*DIRECTION*: Each line that follows should be printed again exactly as it stands.

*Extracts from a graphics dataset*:
▬▬▬▬▬▬
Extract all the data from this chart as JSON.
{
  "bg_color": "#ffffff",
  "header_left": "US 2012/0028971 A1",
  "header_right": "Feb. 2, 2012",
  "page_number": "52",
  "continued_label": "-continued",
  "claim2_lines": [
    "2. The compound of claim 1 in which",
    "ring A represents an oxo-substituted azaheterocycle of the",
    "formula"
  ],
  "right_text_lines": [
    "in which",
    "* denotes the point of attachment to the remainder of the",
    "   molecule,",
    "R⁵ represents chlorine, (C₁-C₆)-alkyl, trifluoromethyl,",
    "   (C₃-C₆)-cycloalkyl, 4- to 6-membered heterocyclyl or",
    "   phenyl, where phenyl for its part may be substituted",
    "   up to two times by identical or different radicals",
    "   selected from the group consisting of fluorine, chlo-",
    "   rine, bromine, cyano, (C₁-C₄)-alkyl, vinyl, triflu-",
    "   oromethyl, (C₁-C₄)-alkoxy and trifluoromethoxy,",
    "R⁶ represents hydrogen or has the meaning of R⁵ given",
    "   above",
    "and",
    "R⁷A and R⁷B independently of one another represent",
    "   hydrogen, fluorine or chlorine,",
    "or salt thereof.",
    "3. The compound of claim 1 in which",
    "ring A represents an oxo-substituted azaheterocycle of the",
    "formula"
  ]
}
▬▬▬▬▬▬
*RESPONSE TO THIS TASK*:
Extract all the data from this chart as JSON.
{
  "bg_color": "#ffffff",
  "header_left": "US 2012/0028971 A1",
  "header_right": "Feb. 2, 2012",
  "page_number": "52",
  "continued_label": "-continued",
  "claim2_lines": [
    "2. The compound of claim 1 in which",
    "ring A represents an oxo-substituted azaheterocycle of the",
    "formula"
  ],
  "right_text_lines": [
    "in which",
    "* denotes the point of attachment to the remainder of the",
    "   molecule,",
    "R⁵ represents chlorine, (C₁-C₆)-alkyl, trifluoromethyl,",
    "   (C₃-C₆)-cycloalkyl, 4- to 6-membered heterocyclyl or",
    "   phenyl, where phenyl for its part may be substituted",
    "   up to two times by identical or different radicals",
    "   selected from the group consisting of fluorine, chlo-",
    "   rine, bromine, cyano, (C₁-C₄)-alkyl, vinyl, triflu-",
    "   oromethyl, (C₁-C₄)-alkoxy and trifluoromethoxy,",
    "R⁶ represents hydrogen or has the meaning of R⁵ given",
    "   above",
    "and",
    "R⁷A and R⁷B independently of one another represent",
    "   hydrogen, fluorine or chlorine,",
    "or salt thereof.",
    "3. The compound of claim 1 in which",
    "ring A represents an oxo-substituted azaheterocycle of the",
    "formula"
  ]
}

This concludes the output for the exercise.